:: Exercise goal ::
Which lines below hold the word "text"? Report each one.

:: Listing ::
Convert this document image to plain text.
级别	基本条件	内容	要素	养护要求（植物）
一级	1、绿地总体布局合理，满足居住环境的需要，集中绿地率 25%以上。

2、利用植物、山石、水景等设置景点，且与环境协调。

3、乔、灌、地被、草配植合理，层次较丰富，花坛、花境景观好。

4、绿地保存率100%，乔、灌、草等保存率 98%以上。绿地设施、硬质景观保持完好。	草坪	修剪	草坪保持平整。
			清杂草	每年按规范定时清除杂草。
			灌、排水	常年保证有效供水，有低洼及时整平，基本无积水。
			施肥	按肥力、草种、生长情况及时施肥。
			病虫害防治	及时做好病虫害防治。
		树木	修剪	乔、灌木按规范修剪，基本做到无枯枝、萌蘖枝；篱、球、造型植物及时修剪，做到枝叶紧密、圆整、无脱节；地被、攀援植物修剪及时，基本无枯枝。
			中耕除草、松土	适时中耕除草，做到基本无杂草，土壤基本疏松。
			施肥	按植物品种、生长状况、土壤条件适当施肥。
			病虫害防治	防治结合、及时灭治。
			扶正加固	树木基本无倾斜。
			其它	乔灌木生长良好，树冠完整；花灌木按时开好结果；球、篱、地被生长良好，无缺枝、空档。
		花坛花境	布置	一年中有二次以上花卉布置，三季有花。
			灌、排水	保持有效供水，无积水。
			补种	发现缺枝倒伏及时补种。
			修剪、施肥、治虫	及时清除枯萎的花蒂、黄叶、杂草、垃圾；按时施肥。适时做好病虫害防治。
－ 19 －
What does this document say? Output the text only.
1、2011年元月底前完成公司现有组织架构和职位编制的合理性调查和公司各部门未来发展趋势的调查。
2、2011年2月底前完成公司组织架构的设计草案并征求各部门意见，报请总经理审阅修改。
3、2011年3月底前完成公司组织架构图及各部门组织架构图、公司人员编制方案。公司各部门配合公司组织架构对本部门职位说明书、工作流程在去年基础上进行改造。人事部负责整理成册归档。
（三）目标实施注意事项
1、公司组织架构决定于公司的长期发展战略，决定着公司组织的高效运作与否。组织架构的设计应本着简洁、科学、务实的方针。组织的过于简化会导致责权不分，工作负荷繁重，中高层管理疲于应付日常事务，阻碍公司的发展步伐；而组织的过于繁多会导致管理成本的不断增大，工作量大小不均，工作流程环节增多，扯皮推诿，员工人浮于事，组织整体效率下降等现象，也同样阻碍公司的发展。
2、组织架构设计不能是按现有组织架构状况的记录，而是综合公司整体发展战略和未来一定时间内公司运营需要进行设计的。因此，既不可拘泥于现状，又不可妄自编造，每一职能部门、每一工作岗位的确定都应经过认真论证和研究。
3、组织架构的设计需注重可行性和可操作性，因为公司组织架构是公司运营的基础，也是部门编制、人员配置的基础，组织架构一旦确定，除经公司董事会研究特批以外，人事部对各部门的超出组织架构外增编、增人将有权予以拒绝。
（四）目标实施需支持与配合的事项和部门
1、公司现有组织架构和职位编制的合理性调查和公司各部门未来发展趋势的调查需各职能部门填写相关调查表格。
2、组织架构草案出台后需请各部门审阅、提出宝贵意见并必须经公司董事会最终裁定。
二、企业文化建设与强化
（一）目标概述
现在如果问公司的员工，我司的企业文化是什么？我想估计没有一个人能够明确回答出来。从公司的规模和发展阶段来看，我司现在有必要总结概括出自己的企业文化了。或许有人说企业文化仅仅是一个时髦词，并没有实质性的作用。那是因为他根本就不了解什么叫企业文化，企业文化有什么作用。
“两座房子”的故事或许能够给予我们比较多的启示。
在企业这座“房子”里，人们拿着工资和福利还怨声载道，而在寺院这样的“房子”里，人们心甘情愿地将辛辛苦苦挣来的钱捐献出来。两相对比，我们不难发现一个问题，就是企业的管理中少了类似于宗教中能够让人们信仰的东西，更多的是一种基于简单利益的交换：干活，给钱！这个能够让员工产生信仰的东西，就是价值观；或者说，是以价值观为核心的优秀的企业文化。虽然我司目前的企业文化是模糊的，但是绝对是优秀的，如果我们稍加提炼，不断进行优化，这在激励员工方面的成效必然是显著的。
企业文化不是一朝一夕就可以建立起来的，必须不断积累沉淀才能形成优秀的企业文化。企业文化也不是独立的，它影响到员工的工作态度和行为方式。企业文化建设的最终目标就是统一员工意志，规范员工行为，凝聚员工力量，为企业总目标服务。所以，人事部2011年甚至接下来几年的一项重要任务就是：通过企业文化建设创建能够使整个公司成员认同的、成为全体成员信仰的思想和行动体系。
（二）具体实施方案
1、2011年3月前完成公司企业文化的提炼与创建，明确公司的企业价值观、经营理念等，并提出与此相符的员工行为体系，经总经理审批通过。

:: Solution for this exercise ::
Convert this document image to plain text.
What does this document say? Output the text only.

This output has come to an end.